List all lines of the data that include the string "ΑΙΓΑΙΟΥ".

--- START Given entries ---

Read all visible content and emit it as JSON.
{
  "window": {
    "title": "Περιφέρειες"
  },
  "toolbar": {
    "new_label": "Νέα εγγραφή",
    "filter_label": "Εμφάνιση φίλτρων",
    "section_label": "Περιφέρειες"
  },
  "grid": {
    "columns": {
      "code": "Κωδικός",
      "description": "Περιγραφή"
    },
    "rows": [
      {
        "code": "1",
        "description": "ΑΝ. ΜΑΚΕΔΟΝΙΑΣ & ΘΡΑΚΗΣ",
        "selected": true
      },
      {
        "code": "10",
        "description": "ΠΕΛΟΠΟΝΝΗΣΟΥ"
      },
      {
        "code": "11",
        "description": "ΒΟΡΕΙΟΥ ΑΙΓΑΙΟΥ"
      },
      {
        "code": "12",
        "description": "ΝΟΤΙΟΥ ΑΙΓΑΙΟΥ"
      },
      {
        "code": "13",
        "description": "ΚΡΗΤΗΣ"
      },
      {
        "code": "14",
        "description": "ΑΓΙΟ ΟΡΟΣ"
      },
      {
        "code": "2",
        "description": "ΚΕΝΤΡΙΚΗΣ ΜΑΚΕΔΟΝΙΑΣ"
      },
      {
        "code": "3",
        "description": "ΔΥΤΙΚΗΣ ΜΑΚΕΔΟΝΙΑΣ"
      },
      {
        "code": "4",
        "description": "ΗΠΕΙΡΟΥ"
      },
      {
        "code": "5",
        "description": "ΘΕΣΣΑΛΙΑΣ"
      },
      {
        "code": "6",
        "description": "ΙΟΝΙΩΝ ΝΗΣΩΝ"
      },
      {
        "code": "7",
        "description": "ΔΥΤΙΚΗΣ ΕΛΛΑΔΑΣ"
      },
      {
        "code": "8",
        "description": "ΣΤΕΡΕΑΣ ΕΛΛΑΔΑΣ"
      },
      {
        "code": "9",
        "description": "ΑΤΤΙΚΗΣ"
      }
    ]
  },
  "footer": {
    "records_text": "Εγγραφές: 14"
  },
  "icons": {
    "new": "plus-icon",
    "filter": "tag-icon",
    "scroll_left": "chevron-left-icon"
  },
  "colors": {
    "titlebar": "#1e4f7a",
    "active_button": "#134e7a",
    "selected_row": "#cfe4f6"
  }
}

--- END Given entries ---

» Task result:
        "description": "ΒΟΡΕΙΟΥ ΑΙΓΑΙΟΥ"
        "description": "ΝΟΤΙΟΥ ΑΙΓΑΙΟΥ"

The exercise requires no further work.